Task brief
Transcribe every entry word for word, but skip the images.

###

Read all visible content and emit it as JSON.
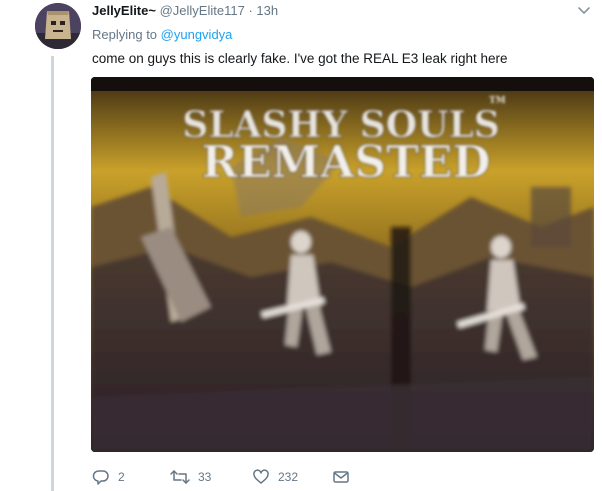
{
  "tweet": {
    "avatar_icon": "paper-bag-mask-avatar",
    "display_name": "JellyElite~",
    "handle": "@JellyElite117",
    "separator": "·",
    "time": "13h",
    "replying_prefix": "Replying to",
    "replying_to": "@yungvidya",
    "text": "come on guys this is clearly fake. I've got the REAL E3 leak right here",
    "media": {
      "title_line1": "SLASHY SOULS",
      "title_line2": "REMASTED",
      "tm_mark": "TM"
    },
    "actions": {
      "reply_icon": "reply-icon",
      "reply_count": "2",
      "retweet_icon": "retweet-icon",
      "retweet_count": "33",
      "like_icon": "heart-icon",
      "like_count": "232",
      "dm_icon": "envelope-icon"
    }
  },
  "colors": {
    "text_primary": "#14171a",
    "text_secondary": "#657786",
    "link": "#1da1f2",
    "thread_line": "#ccd6dd"
  }
}
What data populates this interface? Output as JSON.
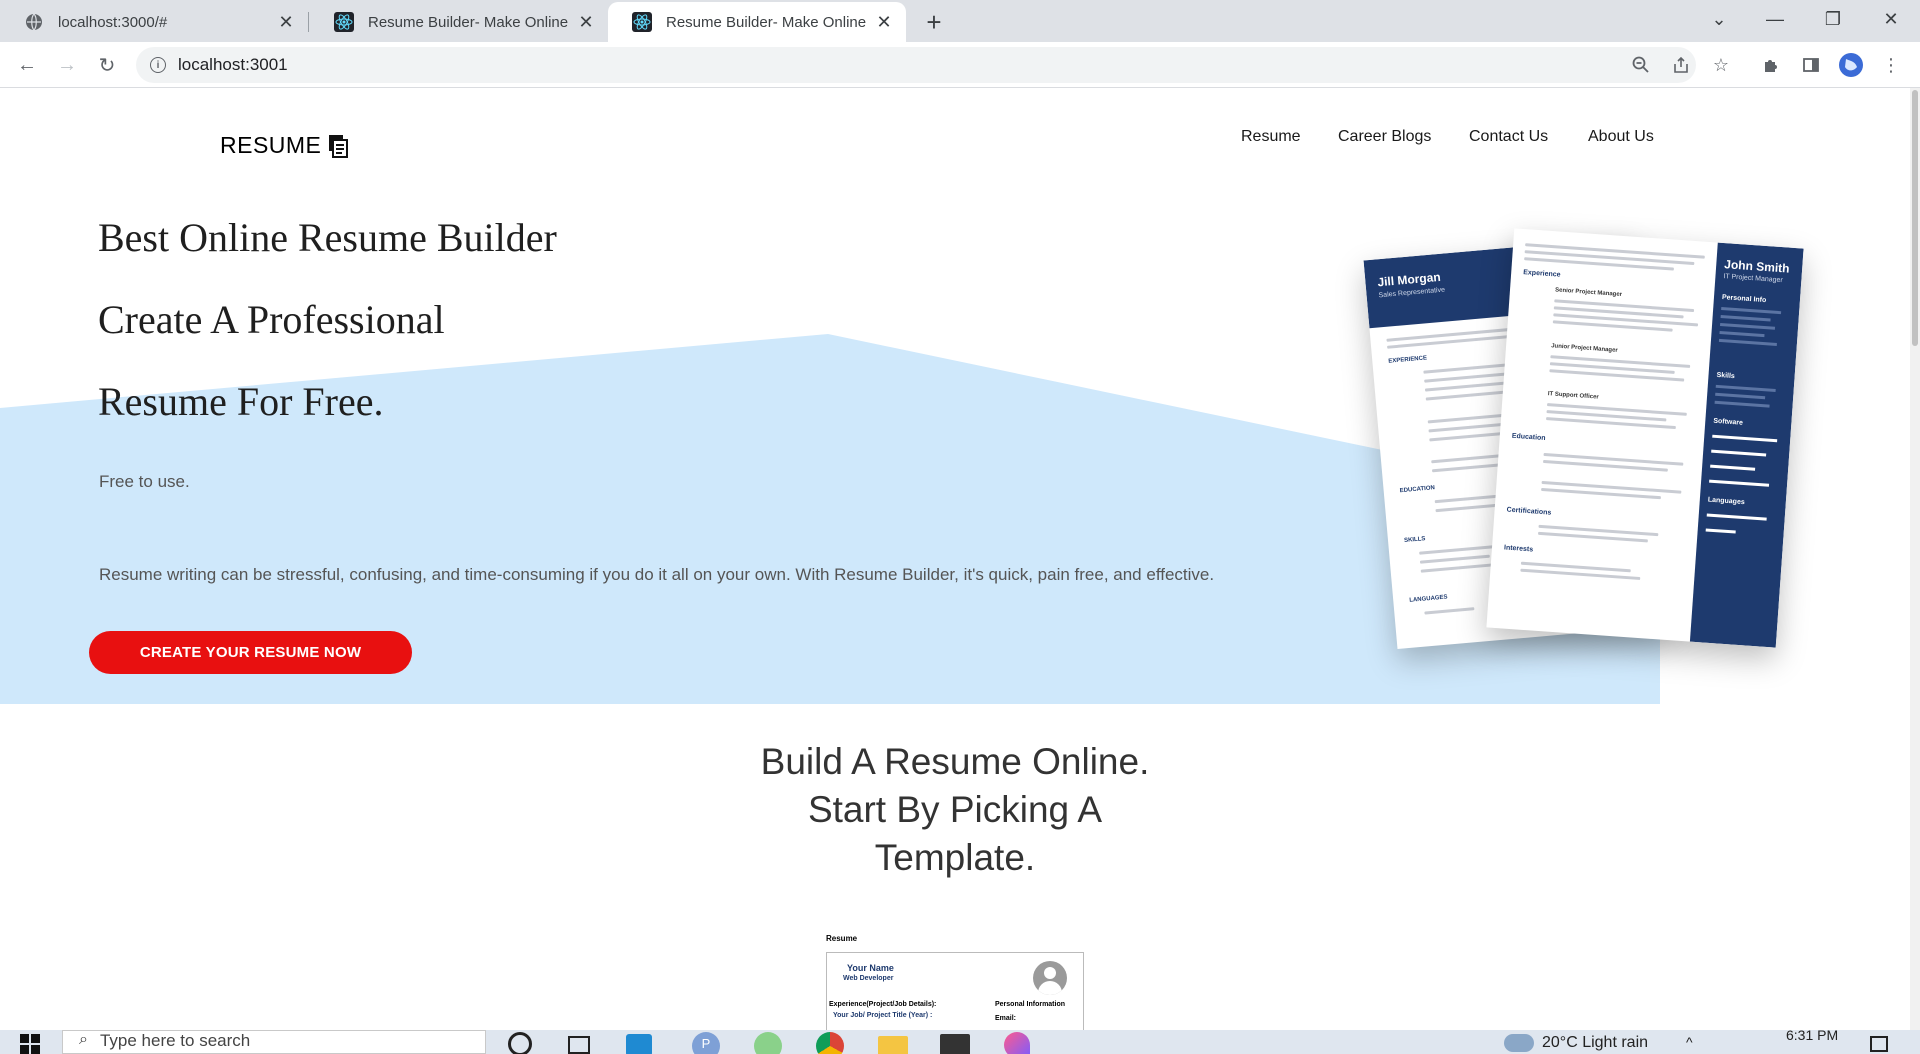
{
  "browser": {
    "tabs": [
      {
        "title": "localhost:3000/#",
        "favicon": "globe-icon",
        "active": false
      },
      {
        "title": "Resume Builder- Make Online Re",
        "favicon": "react-icon",
        "active": false
      },
      {
        "title": "Resume Builder- Make Online Re",
        "favicon": "react-icon",
        "active": true
      }
    ],
    "url": "localhost:3001"
  },
  "header": {
    "logo_text": "RESUME",
    "nav": [
      "Resume",
      "Career Blogs",
      "Contact Us",
      "About Us"
    ]
  },
  "hero": {
    "title_lines": [
      "Best Online Resume Builder",
      "Create A Professional",
      "Resume For Free."
    ],
    "tagline": "Free to use.",
    "description": "Resume writing can be stressful, confusing, and time-consuming if you do it all on your own. With Resume Builder, it's quick, pain free, and effective.",
    "cta_label": "CREATE YOUR RESUME NOW",
    "colors": {
      "band": "#cfe8fb",
      "cta": "#e81010",
      "resume_navy": "#1e3a6e"
    }
  },
  "resume_preview_left": {
    "name": "Jill Morgan",
    "role": "Sales Representative",
    "sections": [
      "EXPERIENCE",
      "EDUCATION",
      "SKILLS",
      "LANGUAGES"
    ]
  },
  "resume_preview_right": {
    "name": "John Smith",
    "role": "IT Project Manager",
    "sidebar_sections": [
      "Personal Info",
      "Skills",
      "Software",
      "Languages"
    ],
    "main_sections": [
      "Experience",
      "Education",
      "Certifications",
      "Interests"
    ],
    "jobs": [
      "Senior Project Manager",
      "Junior Project Manager",
      "IT Support Officer"
    ]
  },
  "section_templates": {
    "heading_lines": [
      "Build A Resume Online.",
      "Start By Picking A",
      "Template."
    ],
    "template_card": {
      "label": "Resume",
      "name": "Your Name",
      "role": "Web Developer",
      "left_heading": "Experience(Project/Job Details):",
      "left_sub": "Your Job/ Project Title (Year) :",
      "right_heading": "Personal Information",
      "right_sub": "Email:"
    }
  },
  "taskbar": {
    "search_placeholder": "Type here to search",
    "weather": "20°C  Light rain",
    "time": "6:31 PM"
  }
}
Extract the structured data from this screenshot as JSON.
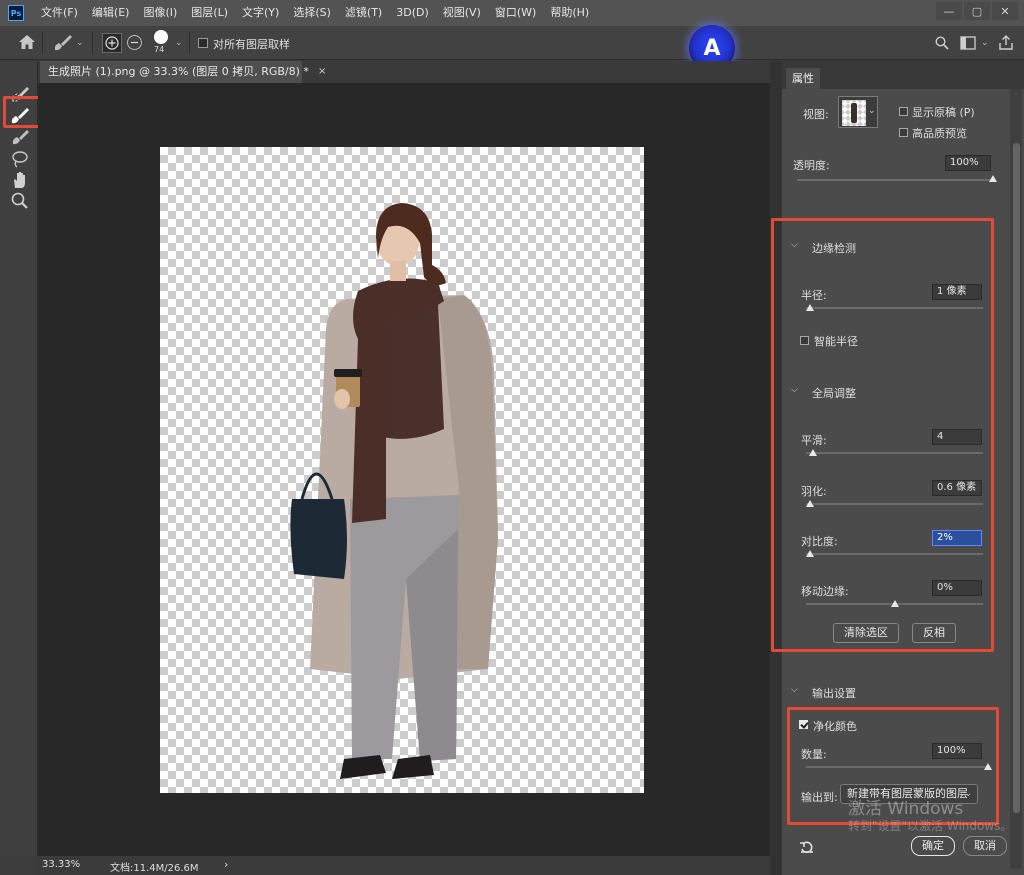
{
  "app": {
    "logo": "Ps",
    "menu": [
      "文件(F)",
      "编辑(E)",
      "图像(I)",
      "图层(L)",
      "文字(Y)",
      "选择(S)",
      "滤镜(T)",
      "3D(D)",
      "视图(V)",
      "窗口(W)",
      "帮助(H)"
    ],
    "window_controls": [
      "—",
      "▢",
      "✕"
    ]
  },
  "options_bar": {
    "brush_size": "74",
    "sample_all_layers": "对所有图层取样",
    "badge_letter": "A"
  },
  "document": {
    "tab_title": "生成照片 (1).png @ 33.3% (图层 0 拷贝, RGB/8) *",
    "close": "×"
  },
  "status": {
    "zoom": "33.33%",
    "doc_size": "文档:11.4M/26.6M",
    "arrow": "›"
  },
  "properties": {
    "tab": "属性",
    "view_label": "视图:",
    "show_original": "显示原稿 (P)",
    "high_quality": "高品质预览",
    "opacity_label": "透明度:",
    "opacity_value": "100%",
    "opacity_level": 1.0,
    "edge_detection": {
      "title": "边缘检测",
      "radius_label": "半径:",
      "radius_value": "1 像素",
      "radius_level": 0.02,
      "smart_radius": "智能半径"
    },
    "global_refine": {
      "title": "全局调整",
      "smooth_label": "平滑:",
      "smooth_value": "4",
      "smooth_level": 0.04,
      "feather_label": "羽化:",
      "feather_value": "0.6 像素",
      "feather_level": 0.02,
      "contrast_label": "对比度:",
      "contrast_value": "2%",
      "contrast_level": 0.02,
      "shift_edge_label": "移动边缘:",
      "shift_edge_value": "0%",
      "shift_edge_level": 0.5,
      "clear_selection": "清除选区",
      "invert": "反相"
    },
    "output": {
      "title": "输出设置",
      "decontaminate": "净化颜色",
      "decontaminate_checked": true,
      "amount_label": "数量:",
      "amount_value": "100%",
      "amount_level": 1.0,
      "output_to_label": "输出到:",
      "output_to_value": "新建带有图层蒙版的图层"
    },
    "ok": "确定",
    "cancel": "取消"
  },
  "watermark": {
    "line1": "激活 Windows",
    "line2": "转到\"设置\"以激活 Windows。"
  },
  "colors": {
    "highlight": "#e24a36",
    "selection": "#2b4f9a"
  }
}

###

Response
Read all visible content and emit it as JSON.
{
  "tweet": {
    "avatar_icon": "paper-bag-mask-avatar",
    "display_name": "JellyElite~",
    "handle": "@JellyElite117",
    "separator": "·",
    "time": "13h",
    "replying_prefix": "Replying to",
    "replying_to": "@yungvidya",
    "text": "come on guys this is clearly fake. I've got the REAL E3 leak right here",
    "media": {
      "title_line1": "SLASHY SOULS",
      "title_line2": "REMASTED",
      "tm_mark": "TM"
    },
    "actions": {
      "reply_icon": "reply-icon",
      "reply_count": "2",
      "retweet_icon": "retweet-icon",
      "retweet_count": "33",
      "like_icon": "heart-icon",
      "like_count": "232",
      "dm_icon": "envelope-icon"
    }
  },
  "colors": {
    "text_primary": "#14171a",
    "text_secondary": "#657786",
    "link": "#1da1f2",
    "thread_line": "#ccd6dd"
  }
}
What data populates this interface? Output as JSON.
{
  "browser": {
    "tabs": [
      {
        "title": "localhost:3000/#",
        "favicon": "globe-icon",
        "active": false
      },
      {
        "title": "Resume Builder- Make Online Re",
        "favicon": "react-icon",
        "active": false
      },
      {
        "title": "Resume Builder- Make Online Re",
        "favicon": "react-icon",
        "active": true
      }
    ],
    "url": "localhost:3001"
  },
  "header": {
    "logo_text": "RESUME",
    "nav": [
      "Resume",
      "Career Blogs",
      "Contact Us",
      "About Us"
    ]
  },
  "hero": {
    "title_lines": [
      "Best Online Resume Builder",
      "Create A Professional",
      "Resume For Free."
    ],
    "tagline": "Free to use.",
    "description": "Resume writing can be stressful, confusing, and time-consuming if you do it all on your own. With Resume Builder, it's quick, pain free, and effective.",
    "cta_label": "CREATE YOUR RESUME NOW",
    "colors": {
      "band": "#cfe8fb",
      "cta": "#e81010",
      "resume_navy": "#1e3a6e"
    }
  },
  "resume_preview_left": {
    "name": "Jill Morgan",
    "role": "Sales Representative",
    "sections": [
      "EXPERIENCE",
      "EDUCATION",
      "SKILLS",
      "LANGUAGES"
    ]
  },
  "resume_preview_right": {
    "name": "John Smith",
    "role": "IT Project Manager",
    "sidebar_sections": [
      "Personal Info",
      "Skills",
      "Software",
      "Languages"
    ],
    "main_sections": [
      "Experience",
      "Education",
      "Certifications",
      "Interests"
    ],
    "jobs": [
      "Senior Project Manager",
      "Junior Project Manager",
      "IT Support Officer"
    ]
  },
  "section_templates": {
    "heading_lines": [
      "Build A Resume Online.",
      "Start By Picking A",
      "Template."
    ],
    "template_card": {
      "label": "Resume",
      "name": "Your Name",
      "role": "Web Developer",
      "left_heading": "Experience(Project/Job Details):",
      "left_sub": "Your Job/ Project Title (Year) :",
      "right_heading": "Personal Information",
      "right_sub": "Email:"
    }
  },
  "taskbar": {
    "search_placeholder": "Type here to search",
    "weather": "20°C  Light rain",
    "time": "6:31 PM"
  }
}
Extract the structured data from this screenshot as JSON.
{
  "app": {
    "logo": "Ps",
    "menu": [
      "文件(F)",
      "编辑(E)",
      "图像(I)",
      "图层(L)",
      "文字(Y)",
      "选择(S)",
      "滤镜(T)",
      "3D(D)",
      "视图(V)",
      "窗口(W)",
      "帮助(H)"
    ],
    "window_controls": [
      "—",
      "▢",
      "✕"
    ]
  },
  "options_bar": {
    "brush_size": "74",
    "sample_all_layers": "对所有图层取样",
    "badge_letter": "A"
  },
  "document": {
    "tab_title": "生成照片 (1).png @ 33.3% (图层 0 拷贝, RGB/8) *",
    "close": "×"
  },
  "status": {
    "zoom": "33.33%",
    "doc_size": "文档:11.4M/26.6M",
    "arrow": "›"
  },
  "properties": {
    "tab": "属性",
    "view_label": "视图:",
    "show_original": "显示原稿 (P)",
    "high_quality": "高品质预览",
    "opacity_label": "透明度:",
    "opacity_value": "100%",
    "opacity_level": 1.0,
    "edge_detection": {
      "title": "边缘检测",
      "radius_label": "半径:",
      "radius_value": "1 像素",
      "radius_level": 0.02,
      "smart_radius": "智能半径"
    },
    "global_refine": {
      "title": "全局调整",
      "smooth_label": "平滑:",
      "smooth_value": "4",
      "smooth_level": 0.04,
      "feather_label": "羽化:",
      "feather_value": "0.6 像素",
      "feather_level": 0.02,
      "contrast_label": "对比度:",
      "contrast_value": "2%",
      "contrast_level": 0.02,
      "shift_edge_label": "移动边缘:",
      "shift_edge_value": "0%",
      "shift_edge_level": 0.5,
      "clear_selection": "清除选区",
      "invert": "反相"
    },
    "output": {
      "title": "输出设置",
      "decontaminate": "净化颜色",
      "decontaminate_checked": true,
      "amount_label": "数量:",
      "amount_value": "100%",
      "amount_level": 1.0,
      "output_to_label": "输出到:",
      "output_to_value": "新建带有图层蒙版的图层"
    },
    "ok": "确定",
    "cancel": "取消"
  },
  "watermark": {
    "line1": "激活 Windows",
    "line2": "转到\"设置\"以激活 Windows。"
  },
  "colors": {
    "highlight": "#e24a36",
    "selection": "#2b4f9a"
  }
}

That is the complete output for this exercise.